### Instructions for the task
Reproduce the lines of data below without changing anything.

>>>>

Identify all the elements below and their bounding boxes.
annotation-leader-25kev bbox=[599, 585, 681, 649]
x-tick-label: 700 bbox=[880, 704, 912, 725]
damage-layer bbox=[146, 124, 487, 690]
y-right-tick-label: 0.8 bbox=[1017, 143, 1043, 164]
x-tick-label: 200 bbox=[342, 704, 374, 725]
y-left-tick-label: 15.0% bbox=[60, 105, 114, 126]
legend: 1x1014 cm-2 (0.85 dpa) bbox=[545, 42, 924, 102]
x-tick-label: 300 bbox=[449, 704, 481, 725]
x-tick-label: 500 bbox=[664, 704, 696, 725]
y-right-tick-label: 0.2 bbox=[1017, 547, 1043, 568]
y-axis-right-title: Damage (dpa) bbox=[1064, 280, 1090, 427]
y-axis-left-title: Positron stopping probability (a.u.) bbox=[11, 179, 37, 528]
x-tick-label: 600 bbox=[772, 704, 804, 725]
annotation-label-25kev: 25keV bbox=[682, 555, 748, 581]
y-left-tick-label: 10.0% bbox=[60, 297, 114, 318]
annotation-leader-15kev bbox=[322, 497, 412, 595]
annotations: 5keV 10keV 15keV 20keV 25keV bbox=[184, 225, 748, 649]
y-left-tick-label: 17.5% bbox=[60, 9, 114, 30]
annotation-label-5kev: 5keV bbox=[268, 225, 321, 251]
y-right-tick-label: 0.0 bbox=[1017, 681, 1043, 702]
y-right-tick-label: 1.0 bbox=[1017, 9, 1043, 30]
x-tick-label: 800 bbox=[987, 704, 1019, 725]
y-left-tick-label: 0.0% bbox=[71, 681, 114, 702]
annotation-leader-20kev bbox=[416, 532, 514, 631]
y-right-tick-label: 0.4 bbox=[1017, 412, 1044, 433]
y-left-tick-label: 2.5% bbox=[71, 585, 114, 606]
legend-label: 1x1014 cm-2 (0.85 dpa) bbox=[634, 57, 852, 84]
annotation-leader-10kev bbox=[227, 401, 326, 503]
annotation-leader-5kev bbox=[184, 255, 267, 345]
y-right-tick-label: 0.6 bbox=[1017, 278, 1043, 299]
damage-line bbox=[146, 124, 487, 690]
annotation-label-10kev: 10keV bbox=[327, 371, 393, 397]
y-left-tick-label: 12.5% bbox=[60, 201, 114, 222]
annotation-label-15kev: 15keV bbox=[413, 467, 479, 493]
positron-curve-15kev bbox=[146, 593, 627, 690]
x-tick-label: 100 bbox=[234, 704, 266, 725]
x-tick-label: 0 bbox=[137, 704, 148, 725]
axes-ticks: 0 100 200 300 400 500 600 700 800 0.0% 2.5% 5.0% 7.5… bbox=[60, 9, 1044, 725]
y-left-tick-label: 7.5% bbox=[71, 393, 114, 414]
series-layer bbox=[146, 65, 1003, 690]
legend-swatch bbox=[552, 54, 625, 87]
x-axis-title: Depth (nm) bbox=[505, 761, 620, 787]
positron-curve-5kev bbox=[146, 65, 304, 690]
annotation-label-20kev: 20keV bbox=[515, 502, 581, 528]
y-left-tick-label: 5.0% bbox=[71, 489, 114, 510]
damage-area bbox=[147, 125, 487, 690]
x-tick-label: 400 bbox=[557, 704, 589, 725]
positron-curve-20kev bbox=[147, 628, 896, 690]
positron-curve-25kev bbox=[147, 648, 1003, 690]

<<<<

### Result of this exercise
Identify all the elements below and their bounding boxes.
annotation-leader-25kev bbox=[599, 585, 681, 649]
x-tick-label: 700 bbox=[880, 704, 912, 725]
damage-layer bbox=[146, 124, 487, 690]
y-right-tick-label: 0.8 bbox=[1017, 143, 1043, 164]
x-tick-label: 200 bbox=[342, 704, 374, 725]
y-left-tick-label: 15.0% bbox=[60, 105, 114, 126]
legend: 1x1014 cm-2 (0.85 dpa) bbox=[545, 42, 924, 102]
x-tick-label: 300 bbox=[449, 704, 481, 725]
x-tick-label: 500 bbox=[664, 704, 696, 725]
y-right-tick-label: 0.2 bbox=[1017, 547, 1043, 568]
y-axis-right-title: Damage (dpa) bbox=[1064, 280, 1090, 427]
y-axis-left-title: Positron stopping probability (a.u.) bbox=[11, 179, 37, 528]
x-tick-label: 600 bbox=[772, 704, 804, 725]
annotation-label-25kev: 25keV bbox=[682, 555, 748, 581]
y-left-tick-label: 10.0% bbox=[60, 297, 114, 318]
annotation-leader-15kev bbox=[322, 497, 412, 595]
annotations: 5keV 10keV 15keV 20keV 25keV bbox=[184, 225, 748, 649]
y-left-tick-label: 17.5% bbox=[60, 9, 114, 30]
annotation-label-5kev: 5keV bbox=[268, 225, 321, 251]
y-right-tick-label: 0.0 bbox=[1017, 681, 1043, 702]
y-right-tick-label: 1.0 bbox=[1017, 9, 1043, 30]
x-tick-label: 800 bbox=[987, 704, 1019, 725]
y-left-tick-label: 0.0% bbox=[71, 681, 114, 702]
annotation-leader-20kev bbox=[416, 532, 514, 631]
y-right-tick-label: 0.4 bbox=[1017, 412, 1044, 433]
y-left-tick-label: 2.5% bbox=[71, 585, 114, 606]
legend-label: 1x1014 cm-2 (0.85 dpa) bbox=[634, 57, 852, 84]
annotation-leader-10kev bbox=[227, 401, 326, 503]
annotation-leader-5kev bbox=[184, 255, 267, 345]
y-right-tick-label: 0.6 bbox=[1017, 278, 1043, 299]
damage-line bbox=[146, 124, 487, 690]
annotation-label-10kev: 10keV bbox=[327, 371, 393, 397]
y-left-tick-label: 12.5% bbox=[60, 201, 114, 222]
annotation-label-15kev: 15keV bbox=[413, 467, 479, 493]
positron-curve-15kev bbox=[146, 593, 627, 690]
x-tick-label: 100 bbox=[234, 704, 266, 725]
x-tick-label: 0 bbox=[137, 704, 148, 725]
axes-ticks: 0 100 200 300 400 500 600 700 800 0.0% 2.5% 5.0% 7.5… bbox=[60, 9, 1044, 725]
y-left-tick-label: 7.5% bbox=[71, 393, 114, 414]
series-layer bbox=[146, 65, 1003, 690]
legend-swatch bbox=[552, 54, 625, 87]
x-axis-title: Depth (nm) bbox=[505, 761, 620, 787]
positron-curve-5kev bbox=[146, 65, 304, 690]
annotation-label-20kev: 20keV bbox=[515, 502, 581, 528]
y-left-tick-label: 5.0% bbox=[71, 489, 114, 510]
damage-area bbox=[147, 125, 487, 690]
x-tick-label: 400 bbox=[557, 704, 589, 725]
positron-curve-20kev bbox=[147, 628, 896, 690]
positron-curve-25kev bbox=[147, 648, 1003, 690]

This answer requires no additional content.